[YOUR GOAL]:
Would you retype all of these records exactly?

begin MATERIALS PROVIDED

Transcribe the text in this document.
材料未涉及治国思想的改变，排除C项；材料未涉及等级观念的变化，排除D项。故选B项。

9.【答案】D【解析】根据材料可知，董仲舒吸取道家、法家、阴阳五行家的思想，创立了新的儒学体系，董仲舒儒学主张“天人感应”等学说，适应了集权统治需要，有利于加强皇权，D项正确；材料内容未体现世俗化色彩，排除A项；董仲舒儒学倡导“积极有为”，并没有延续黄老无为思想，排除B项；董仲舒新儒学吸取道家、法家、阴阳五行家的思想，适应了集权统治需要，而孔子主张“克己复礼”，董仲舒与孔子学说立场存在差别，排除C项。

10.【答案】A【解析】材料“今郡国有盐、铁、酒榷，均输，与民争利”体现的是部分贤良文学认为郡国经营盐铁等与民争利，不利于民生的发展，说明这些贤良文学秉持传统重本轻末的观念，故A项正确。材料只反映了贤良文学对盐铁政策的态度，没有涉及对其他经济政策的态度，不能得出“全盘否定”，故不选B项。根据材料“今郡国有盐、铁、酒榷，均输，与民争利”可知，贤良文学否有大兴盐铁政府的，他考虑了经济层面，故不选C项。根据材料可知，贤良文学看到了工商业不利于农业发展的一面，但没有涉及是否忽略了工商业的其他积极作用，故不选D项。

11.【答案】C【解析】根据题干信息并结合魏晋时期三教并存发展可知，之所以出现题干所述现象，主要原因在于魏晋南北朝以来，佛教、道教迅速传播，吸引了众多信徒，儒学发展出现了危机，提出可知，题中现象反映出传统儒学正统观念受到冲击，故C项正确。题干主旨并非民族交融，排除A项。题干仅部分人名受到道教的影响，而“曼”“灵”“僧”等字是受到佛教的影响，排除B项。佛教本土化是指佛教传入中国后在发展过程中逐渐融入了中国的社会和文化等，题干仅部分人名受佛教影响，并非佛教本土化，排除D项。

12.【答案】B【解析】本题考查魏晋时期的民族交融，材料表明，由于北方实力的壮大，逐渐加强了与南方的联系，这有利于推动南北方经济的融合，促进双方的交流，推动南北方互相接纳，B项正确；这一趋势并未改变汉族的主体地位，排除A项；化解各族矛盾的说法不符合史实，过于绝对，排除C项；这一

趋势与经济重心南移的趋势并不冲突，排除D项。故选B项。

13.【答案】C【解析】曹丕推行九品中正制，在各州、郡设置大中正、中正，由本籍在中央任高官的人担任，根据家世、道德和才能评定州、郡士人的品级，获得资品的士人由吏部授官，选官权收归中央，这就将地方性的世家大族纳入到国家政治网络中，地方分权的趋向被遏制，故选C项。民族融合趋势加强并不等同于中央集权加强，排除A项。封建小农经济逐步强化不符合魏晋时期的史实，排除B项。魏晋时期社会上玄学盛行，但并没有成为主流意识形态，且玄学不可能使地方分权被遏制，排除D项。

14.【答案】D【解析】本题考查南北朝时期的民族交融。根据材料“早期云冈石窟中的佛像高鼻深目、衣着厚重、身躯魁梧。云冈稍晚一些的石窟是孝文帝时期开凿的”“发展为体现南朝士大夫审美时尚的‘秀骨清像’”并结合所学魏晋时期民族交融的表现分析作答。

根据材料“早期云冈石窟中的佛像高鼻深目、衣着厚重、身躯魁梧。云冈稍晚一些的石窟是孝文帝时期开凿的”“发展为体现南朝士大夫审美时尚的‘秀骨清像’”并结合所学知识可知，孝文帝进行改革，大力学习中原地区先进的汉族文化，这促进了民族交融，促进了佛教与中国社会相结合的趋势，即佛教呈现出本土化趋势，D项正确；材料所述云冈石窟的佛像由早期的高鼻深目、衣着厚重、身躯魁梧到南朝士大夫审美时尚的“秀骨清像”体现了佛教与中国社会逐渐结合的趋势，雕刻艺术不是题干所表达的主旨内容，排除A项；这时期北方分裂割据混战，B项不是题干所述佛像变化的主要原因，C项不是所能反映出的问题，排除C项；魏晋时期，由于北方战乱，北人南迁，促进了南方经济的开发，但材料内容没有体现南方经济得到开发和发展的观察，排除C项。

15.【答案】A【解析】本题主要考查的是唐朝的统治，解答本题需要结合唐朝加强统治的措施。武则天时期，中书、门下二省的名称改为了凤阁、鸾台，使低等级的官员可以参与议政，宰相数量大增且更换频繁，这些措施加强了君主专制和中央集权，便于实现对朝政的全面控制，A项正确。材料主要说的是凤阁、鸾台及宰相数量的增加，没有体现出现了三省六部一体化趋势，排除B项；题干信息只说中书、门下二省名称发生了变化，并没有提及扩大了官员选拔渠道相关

end MATERIALS PROVIDED

[COMPLETED TASK]:
Transcribe the text in this document.
材料未涉及治国思想的改变，排除C项；材料未涉及等级观念的变化，排除D项。故选B项。

9.【答案】D【解析】根据材料可知，董仲舒吸取道家、法家、阴阳五行家的思想，创立了新的儒学体系，董仲舒儒学主张“天人感应”等学说，适应了集权统治需要，有利于加强皇权，D项正确；材料内容未体现世俗化色彩，排除A项；董仲舒儒学倡导“积极有为”，并没有延续黄老无为思想，排除B项；董仲舒新儒学吸取道家、法家、阴阳五行家的思想，适应了集权统治需要，而孔子主张“克己复礼”，董仲舒与孔子学说立场存在差别，排除C项。

10.【答案】A【解析】材料“今郡国有盐、铁、酒榷，均输，与民争利”体现的是部分贤良文学认为郡国经营盐铁等与民争利，不利于民生的发展，说明这些贤良文学秉持传统重本轻末的观念，故A项正确。材料只反映了贤良文学对盐铁政策的态度，没有涉及对其他经济政策的态度，不能得出“全盘否定”，故不选B项。根据材料“今郡国有盐、铁、酒榷，均输，与民争利”可知，贤良文学否有大兴盐铁政府的，他考虑了经济层面，故不选C项。根据材料可知，贤良文学看到了工商业不利于农业发展的一面，但没有涉及是否忽略了工商业的其他积极作用，故不选D项。

11.【答案】C【解析】根据题干信息并结合魏晋时期三教并存发展可知，之所以出现题干所述现象，主要原因在于魏晋南北朝以来，佛教、道教迅速传播，吸引了众多信徒，儒学发展出现了危机，提出可知，题中现象反映出传统儒学正统观念受到冲击，故C项正确。题干主旨并非民族交融，排除A项。题干仅部分人名受到道教的影响，而“曼”“灵”“僧”等字是受到佛教的影响，排除B项。佛教本土化是指佛教传入中国后在发展过程中逐渐融入了中国的社会和文化等，题干仅部分人名受佛教影响，并非佛教本土化，排除D项。

12.【答案】B【解析】本题考查魏晋时期的民族交融，材料表明，由于北方实力的壮大，逐渐加强了与南方的联系，这有利于推动南北方经济的融合，促进双方的交流，推动南北方互相接纳，B项正确；这一趋势并未改变汉族的主体地位，排除A项；化解各族矛盾的说法不符合史实，过于绝对，排除C项；这一

趋势与经济重心南移的趋势并不冲突，排除D项。故选B项。

13.【答案】C【解析】曹丕推行九品中正制，在各州、郡设置大中正、中正，由本籍在中央任高官的人担任，根据家世、道德和才能评定州、郡士人的品级，获得资品的士人由吏部授官，选官权收归中央，这就将地方性的世家大族纳入到国家政治网络中，地方分权的趋向被遏制，故选C项。民族融合趋势加强并不等同于中央集权加强，排除A项。封建小农经济逐步强化不符合魏晋时期的史实，排除B项。魏晋时期社会上玄学盛行，但并没有成为主流意识形态，且玄学不可能使地方分权被遏制，排除D项。

14.【答案】D【解析】本题考查南北朝时期的民族交融。根据材料“早期云冈石窟中的佛像高鼻深目、衣着厚重、身躯魁梧。云冈稍晚一些的石窟是孝文帝时期开凿的”“发展为体现南朝士大夫审美时尚的‘秀骨清像’”并结合所学魏晋时期民族交融的表现分析作答。

根据材料“早期云冈石窟中的佛像高鼻深目、衣着厚重、身躯魁梧。云冈稍晚一些的石窟是孝文帝时期开凿的”“发展为体现南朝士大夫审美时尚的‘秀骨清像’”并结合所学知识可知，孝文帝进行改革，大力学习中原地区先进的汉族文化，这促进了民族交融，促进了佛教与中国社会相结合的趋势，即佛教呈现出本土化趋势，D项正确；材料所述云冈石窟的佛像由早期的高鼻深目、衣着厚重、身躯魁梧到南朝士大夫审美时尚的“秀骨清像”体现了佛教与中国社会逐渐结合的趋势，雕刻艺术不是题干所表达的主旨内容，排除A项；这时期北方分裂割据混战，B项不是题干所述佛像变化的主要原因，C项不是所能反映出的问题，排除C项；魏晋时期，由于北方战乱，北人南迁，促进了南方经济的开发，但材料内容没有体现南方经济得到开发和发展的观察，排除C项。

15.【答案】A【解析】本题主要考查的是唐朝的统治，解答本题需要结合唐朝加强统治的措施。武则天时期，中书、门下二省的名称改为了凤阁、鸾台，使低等级的官员可以参与议政，宰相数量大增且更换频繁，这些措施加强了君主专制和中央集权，便于实现对朝政的全面控制，A项正确。材料主要说的是凤阁、鸾台及宰相数量的增加，没有体现出现了三省六部一体化趋势，排除B项；题干信息只说中书、门下二省名称发生了变化，并没有提及扩大了官员选拔渠道相关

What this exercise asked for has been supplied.